Given entries:
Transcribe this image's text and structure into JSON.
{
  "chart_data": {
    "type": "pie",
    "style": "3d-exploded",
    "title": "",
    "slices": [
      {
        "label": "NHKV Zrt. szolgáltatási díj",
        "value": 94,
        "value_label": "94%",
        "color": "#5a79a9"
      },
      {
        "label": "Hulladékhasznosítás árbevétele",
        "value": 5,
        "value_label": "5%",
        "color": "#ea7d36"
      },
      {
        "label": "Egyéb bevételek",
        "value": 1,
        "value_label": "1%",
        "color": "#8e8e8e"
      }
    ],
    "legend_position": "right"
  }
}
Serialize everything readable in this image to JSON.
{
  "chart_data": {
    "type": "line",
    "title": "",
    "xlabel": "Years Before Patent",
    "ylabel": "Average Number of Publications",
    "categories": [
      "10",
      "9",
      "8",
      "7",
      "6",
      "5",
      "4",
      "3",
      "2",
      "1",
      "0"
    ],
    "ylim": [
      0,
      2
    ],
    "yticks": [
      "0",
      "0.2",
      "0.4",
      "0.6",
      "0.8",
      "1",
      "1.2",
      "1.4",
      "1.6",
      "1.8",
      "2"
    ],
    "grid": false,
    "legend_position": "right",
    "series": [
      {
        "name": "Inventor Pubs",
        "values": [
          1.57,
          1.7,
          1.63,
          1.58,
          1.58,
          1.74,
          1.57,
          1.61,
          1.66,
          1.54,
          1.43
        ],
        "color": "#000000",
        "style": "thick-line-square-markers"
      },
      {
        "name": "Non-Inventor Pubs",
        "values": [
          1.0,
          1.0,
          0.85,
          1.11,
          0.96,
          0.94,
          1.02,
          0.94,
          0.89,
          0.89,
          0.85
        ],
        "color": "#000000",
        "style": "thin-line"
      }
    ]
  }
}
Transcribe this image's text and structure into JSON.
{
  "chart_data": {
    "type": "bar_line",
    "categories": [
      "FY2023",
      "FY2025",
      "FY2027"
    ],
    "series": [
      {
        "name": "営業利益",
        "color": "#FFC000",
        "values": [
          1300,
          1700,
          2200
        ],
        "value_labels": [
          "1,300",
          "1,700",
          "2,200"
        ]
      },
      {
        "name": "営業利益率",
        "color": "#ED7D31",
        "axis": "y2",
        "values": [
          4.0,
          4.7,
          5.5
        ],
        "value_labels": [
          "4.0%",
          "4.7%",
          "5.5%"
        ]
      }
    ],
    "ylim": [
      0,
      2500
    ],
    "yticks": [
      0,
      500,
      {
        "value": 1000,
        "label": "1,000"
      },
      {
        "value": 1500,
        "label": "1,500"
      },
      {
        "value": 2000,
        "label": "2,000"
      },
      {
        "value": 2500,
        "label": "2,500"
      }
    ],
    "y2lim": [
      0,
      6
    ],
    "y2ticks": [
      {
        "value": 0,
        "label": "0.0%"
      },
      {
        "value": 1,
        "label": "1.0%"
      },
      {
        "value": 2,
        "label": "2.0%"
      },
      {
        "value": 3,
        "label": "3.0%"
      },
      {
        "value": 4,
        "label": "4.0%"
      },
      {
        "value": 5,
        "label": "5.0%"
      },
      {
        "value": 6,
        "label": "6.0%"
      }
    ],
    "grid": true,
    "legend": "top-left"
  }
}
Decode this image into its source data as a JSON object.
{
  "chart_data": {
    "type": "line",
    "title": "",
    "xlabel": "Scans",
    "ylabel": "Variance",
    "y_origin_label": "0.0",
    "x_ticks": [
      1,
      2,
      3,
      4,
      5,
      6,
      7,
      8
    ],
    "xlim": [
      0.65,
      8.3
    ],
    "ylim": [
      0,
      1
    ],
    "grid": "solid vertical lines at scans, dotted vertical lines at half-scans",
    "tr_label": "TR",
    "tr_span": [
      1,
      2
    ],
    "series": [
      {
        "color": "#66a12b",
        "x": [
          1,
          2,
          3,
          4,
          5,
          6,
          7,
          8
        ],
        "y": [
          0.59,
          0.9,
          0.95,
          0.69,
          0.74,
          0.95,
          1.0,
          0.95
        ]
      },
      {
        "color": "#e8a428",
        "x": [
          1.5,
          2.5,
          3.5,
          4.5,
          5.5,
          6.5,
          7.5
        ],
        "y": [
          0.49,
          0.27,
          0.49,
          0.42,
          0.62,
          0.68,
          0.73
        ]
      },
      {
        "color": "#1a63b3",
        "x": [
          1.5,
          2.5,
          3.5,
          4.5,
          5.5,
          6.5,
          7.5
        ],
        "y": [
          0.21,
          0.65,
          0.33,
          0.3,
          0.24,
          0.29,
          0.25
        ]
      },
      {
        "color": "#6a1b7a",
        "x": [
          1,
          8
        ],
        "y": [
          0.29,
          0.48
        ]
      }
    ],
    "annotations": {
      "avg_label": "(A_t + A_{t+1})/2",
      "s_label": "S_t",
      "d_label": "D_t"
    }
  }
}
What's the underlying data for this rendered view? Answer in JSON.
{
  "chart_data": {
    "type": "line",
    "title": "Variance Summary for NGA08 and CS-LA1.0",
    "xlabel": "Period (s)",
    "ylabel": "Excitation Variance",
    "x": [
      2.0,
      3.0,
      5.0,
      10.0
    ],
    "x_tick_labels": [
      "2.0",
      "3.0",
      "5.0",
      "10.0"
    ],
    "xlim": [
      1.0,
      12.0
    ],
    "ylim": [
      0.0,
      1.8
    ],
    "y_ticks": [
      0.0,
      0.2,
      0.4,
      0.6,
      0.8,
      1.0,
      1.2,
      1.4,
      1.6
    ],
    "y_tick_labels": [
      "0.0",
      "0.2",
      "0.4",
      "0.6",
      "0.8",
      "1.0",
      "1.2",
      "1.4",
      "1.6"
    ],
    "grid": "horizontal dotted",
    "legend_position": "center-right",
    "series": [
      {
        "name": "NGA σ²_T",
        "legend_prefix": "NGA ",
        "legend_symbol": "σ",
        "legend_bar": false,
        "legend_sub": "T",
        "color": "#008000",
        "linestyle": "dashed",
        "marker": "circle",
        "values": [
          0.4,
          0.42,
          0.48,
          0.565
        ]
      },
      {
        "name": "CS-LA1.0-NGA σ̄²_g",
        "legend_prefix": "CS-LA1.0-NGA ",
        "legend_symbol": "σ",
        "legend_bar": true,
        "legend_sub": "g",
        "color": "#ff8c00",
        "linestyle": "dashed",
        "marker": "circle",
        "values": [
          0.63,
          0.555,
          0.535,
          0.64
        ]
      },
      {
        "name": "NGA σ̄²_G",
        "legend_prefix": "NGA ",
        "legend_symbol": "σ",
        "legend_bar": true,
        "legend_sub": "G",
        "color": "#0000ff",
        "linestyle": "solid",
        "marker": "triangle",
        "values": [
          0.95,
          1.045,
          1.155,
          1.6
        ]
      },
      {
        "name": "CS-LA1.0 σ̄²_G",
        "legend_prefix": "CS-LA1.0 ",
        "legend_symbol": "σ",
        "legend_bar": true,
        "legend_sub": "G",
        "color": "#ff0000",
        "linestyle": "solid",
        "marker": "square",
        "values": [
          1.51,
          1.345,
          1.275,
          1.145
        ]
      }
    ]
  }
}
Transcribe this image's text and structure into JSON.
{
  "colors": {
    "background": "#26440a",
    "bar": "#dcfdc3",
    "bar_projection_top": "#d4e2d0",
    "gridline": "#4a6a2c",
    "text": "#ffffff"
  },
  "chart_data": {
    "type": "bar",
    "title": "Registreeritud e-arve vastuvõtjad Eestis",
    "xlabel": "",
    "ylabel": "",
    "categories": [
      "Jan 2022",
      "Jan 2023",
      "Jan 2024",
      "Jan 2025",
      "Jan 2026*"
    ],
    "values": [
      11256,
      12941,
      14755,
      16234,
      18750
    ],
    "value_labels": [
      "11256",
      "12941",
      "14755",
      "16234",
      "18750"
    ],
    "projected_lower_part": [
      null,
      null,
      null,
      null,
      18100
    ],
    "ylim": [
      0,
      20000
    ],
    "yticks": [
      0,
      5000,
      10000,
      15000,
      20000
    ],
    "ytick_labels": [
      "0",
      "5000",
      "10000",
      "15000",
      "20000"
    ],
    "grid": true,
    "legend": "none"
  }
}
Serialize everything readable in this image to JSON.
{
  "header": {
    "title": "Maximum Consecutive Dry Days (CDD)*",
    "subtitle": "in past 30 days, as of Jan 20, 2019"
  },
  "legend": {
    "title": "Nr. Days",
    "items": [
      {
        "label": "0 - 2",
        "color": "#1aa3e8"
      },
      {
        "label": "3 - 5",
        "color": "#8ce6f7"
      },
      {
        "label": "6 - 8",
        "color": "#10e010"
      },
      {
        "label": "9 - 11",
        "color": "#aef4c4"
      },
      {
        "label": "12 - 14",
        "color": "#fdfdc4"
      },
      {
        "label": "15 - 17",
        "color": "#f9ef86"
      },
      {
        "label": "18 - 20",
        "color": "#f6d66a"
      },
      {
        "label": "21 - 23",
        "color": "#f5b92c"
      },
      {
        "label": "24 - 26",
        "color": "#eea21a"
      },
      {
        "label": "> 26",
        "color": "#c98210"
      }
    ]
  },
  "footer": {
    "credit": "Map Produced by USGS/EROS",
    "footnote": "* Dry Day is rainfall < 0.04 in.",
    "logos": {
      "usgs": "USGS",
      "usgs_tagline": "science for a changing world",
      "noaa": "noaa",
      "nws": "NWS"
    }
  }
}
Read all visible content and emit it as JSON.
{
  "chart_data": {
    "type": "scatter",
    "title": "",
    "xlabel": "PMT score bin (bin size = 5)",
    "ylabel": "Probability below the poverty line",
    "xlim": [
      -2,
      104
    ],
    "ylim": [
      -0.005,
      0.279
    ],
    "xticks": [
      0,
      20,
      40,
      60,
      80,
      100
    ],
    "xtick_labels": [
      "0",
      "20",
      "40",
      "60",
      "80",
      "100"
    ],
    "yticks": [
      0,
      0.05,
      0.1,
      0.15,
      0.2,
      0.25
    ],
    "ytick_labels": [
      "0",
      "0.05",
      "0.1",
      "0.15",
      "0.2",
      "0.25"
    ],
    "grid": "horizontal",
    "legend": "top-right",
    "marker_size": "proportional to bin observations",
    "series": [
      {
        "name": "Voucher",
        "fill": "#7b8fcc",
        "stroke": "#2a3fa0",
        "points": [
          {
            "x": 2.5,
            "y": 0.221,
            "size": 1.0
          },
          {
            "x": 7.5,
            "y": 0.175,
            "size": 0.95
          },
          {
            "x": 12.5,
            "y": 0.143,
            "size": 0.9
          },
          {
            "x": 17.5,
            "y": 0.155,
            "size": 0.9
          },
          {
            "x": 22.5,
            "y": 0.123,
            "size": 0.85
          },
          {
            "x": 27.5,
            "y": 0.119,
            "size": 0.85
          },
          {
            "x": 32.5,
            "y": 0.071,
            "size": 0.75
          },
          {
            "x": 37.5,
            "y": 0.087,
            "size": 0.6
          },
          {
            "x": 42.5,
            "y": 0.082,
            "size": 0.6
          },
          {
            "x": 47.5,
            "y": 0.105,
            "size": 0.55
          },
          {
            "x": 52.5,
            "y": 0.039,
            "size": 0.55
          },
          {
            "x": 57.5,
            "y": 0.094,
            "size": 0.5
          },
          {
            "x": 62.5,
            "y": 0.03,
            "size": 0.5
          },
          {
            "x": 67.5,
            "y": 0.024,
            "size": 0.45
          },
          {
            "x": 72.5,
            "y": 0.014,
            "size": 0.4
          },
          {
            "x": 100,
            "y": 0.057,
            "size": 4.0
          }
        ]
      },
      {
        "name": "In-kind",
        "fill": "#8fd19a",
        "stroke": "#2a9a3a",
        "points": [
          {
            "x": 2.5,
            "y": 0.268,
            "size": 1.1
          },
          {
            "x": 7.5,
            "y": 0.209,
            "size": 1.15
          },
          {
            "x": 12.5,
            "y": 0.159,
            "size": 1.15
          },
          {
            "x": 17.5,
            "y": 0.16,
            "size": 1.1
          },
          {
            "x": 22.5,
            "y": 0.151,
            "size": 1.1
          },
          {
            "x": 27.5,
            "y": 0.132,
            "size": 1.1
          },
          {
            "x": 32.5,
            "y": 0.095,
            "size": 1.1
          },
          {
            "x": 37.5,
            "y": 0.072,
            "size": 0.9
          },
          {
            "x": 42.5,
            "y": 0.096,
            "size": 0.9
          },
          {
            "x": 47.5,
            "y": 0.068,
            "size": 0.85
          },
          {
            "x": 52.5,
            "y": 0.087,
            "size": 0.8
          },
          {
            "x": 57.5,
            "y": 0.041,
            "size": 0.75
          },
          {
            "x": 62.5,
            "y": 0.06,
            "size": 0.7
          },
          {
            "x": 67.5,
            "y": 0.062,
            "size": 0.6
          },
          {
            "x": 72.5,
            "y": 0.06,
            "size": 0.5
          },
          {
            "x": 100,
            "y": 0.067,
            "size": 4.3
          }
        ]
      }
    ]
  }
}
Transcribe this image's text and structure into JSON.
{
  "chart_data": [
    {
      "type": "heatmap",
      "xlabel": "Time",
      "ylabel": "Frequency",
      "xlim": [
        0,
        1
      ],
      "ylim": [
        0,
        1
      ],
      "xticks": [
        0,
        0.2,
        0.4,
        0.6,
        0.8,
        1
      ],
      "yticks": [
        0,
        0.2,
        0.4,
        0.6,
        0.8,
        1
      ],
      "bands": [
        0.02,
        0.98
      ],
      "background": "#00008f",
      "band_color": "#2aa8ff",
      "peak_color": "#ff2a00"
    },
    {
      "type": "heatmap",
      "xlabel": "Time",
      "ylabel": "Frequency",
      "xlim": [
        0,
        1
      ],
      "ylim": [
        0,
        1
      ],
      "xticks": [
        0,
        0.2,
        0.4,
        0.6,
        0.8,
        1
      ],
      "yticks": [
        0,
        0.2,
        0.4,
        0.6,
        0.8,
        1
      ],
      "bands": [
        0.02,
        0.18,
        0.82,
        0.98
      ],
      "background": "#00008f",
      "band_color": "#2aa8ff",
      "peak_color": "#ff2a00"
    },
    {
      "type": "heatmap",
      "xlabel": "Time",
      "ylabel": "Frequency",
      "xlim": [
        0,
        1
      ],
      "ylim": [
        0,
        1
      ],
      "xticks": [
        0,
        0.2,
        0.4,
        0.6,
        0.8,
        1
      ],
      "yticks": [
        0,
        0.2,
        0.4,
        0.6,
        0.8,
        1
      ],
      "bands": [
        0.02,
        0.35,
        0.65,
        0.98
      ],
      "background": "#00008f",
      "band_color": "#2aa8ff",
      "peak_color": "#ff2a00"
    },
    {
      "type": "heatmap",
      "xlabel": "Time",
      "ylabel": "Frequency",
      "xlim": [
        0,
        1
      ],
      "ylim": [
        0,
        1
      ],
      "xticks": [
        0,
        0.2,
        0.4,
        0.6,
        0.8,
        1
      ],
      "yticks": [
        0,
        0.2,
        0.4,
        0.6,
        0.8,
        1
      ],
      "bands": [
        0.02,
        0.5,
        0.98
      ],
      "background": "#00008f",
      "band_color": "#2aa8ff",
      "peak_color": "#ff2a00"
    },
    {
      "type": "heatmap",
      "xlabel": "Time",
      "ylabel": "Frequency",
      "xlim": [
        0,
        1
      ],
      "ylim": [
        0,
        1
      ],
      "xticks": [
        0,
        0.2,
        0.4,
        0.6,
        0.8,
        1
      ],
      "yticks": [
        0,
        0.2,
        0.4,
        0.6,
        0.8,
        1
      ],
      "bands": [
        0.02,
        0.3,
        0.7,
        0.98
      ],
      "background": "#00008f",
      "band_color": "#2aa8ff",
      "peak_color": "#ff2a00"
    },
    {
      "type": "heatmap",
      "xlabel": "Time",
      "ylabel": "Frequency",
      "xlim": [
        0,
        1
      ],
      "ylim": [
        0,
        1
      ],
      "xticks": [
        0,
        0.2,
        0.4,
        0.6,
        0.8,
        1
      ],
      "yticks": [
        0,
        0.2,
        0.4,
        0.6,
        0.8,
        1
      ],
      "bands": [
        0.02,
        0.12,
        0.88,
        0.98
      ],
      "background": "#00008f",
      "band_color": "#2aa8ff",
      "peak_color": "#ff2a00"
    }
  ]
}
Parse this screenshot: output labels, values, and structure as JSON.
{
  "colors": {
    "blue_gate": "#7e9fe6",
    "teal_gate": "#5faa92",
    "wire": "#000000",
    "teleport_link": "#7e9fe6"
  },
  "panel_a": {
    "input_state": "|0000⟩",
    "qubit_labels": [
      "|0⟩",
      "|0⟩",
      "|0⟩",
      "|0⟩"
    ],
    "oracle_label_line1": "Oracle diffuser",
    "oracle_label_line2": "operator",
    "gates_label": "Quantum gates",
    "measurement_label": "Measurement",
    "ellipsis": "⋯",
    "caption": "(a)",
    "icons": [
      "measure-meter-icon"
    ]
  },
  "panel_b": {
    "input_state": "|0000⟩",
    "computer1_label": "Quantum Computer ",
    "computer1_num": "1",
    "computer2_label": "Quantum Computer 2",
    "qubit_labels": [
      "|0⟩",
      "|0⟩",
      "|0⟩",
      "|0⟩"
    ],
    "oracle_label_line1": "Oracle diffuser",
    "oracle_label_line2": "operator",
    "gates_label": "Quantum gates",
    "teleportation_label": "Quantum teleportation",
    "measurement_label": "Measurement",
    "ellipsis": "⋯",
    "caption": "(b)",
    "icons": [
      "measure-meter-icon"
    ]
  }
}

Exercise description: The word "name" appears in how many lines of the records? Give the number only.

Complete response: 10